══ Exercise inputs ══

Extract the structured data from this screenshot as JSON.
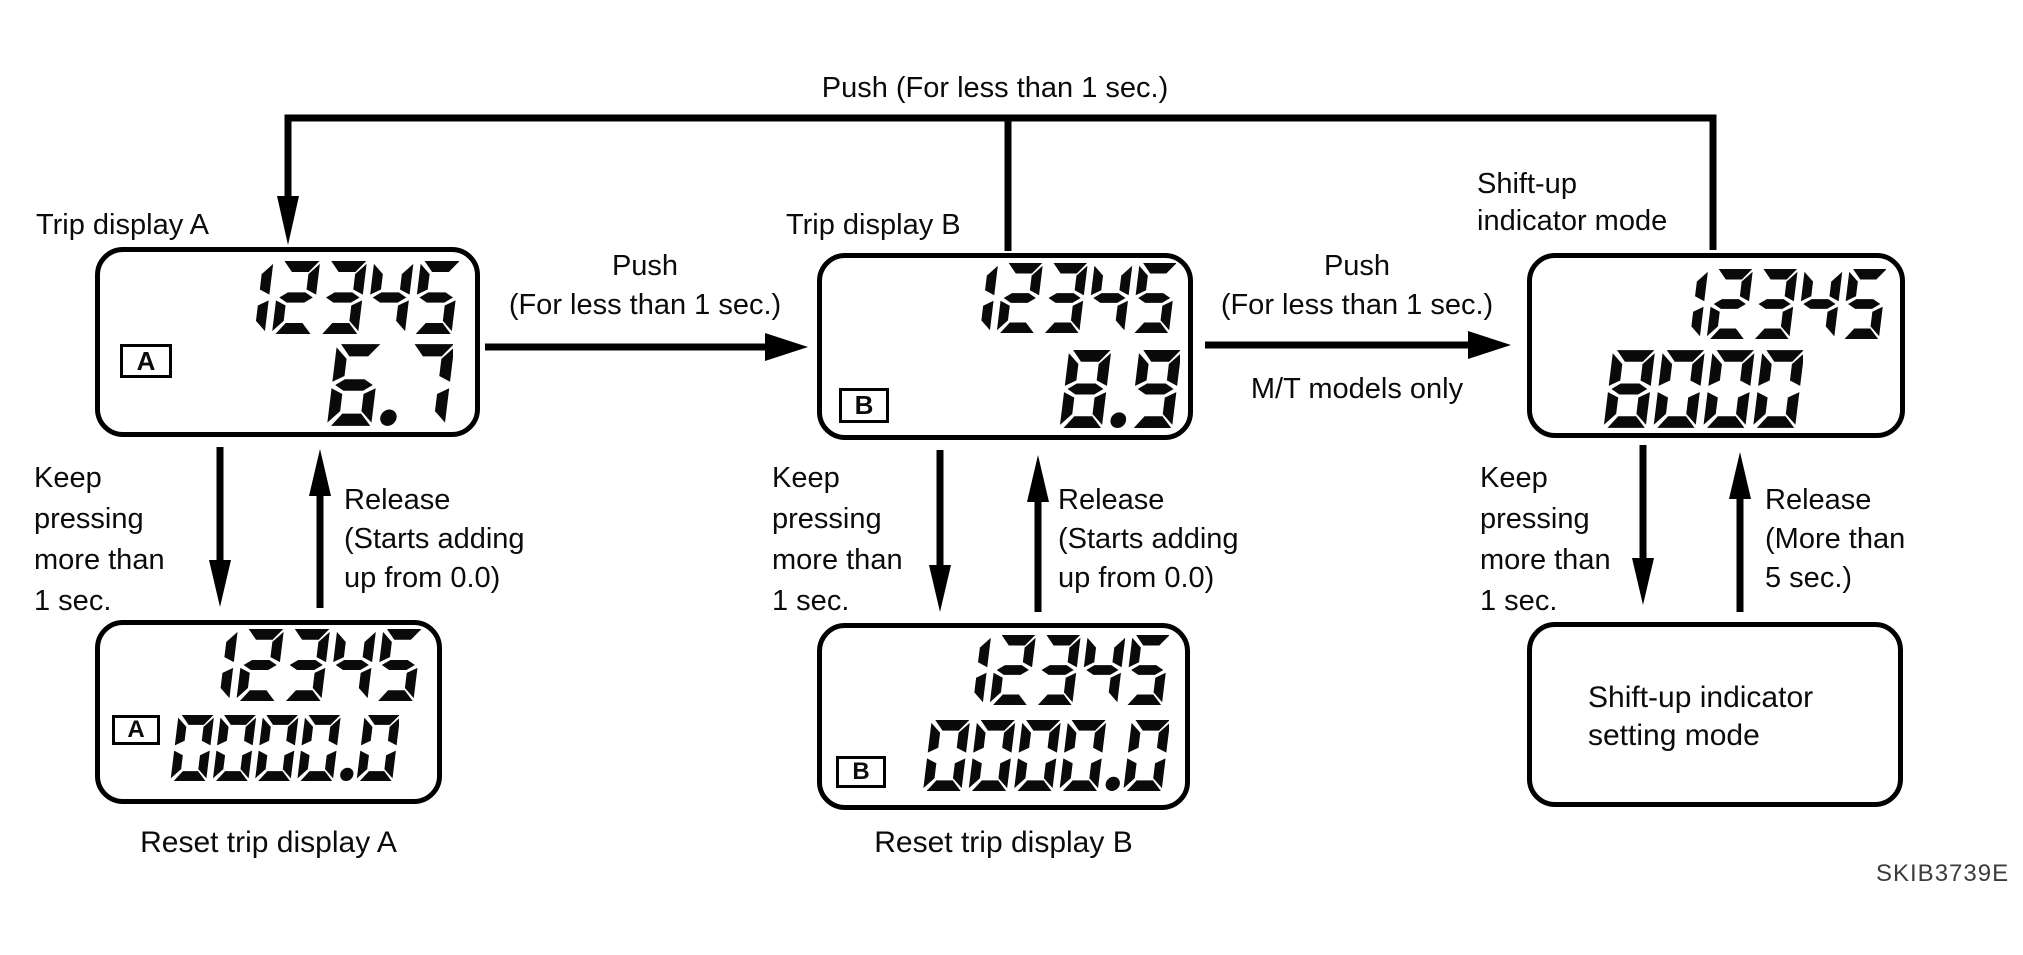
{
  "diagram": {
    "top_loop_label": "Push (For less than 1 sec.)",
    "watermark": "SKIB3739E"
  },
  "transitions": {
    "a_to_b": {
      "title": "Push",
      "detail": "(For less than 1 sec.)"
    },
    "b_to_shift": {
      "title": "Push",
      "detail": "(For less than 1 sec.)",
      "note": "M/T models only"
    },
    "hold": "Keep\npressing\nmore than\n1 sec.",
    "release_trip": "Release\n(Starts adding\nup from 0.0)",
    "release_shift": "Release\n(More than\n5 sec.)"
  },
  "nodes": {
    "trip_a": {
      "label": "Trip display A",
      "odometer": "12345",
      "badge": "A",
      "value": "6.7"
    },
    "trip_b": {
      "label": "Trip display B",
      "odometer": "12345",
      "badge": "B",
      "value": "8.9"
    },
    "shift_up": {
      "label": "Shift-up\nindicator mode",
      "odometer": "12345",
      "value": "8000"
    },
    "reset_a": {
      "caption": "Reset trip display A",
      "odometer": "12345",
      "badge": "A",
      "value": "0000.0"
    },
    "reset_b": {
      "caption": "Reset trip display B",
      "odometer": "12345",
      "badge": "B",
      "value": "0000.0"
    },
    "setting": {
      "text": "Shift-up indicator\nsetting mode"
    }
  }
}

═══

From the listing, copy each line containing the word "value".

In response:
      "value": "6.7"
      "value": "8.9"
      "value": "8000"
      "value": "0000.0"
      "value": "0000.0"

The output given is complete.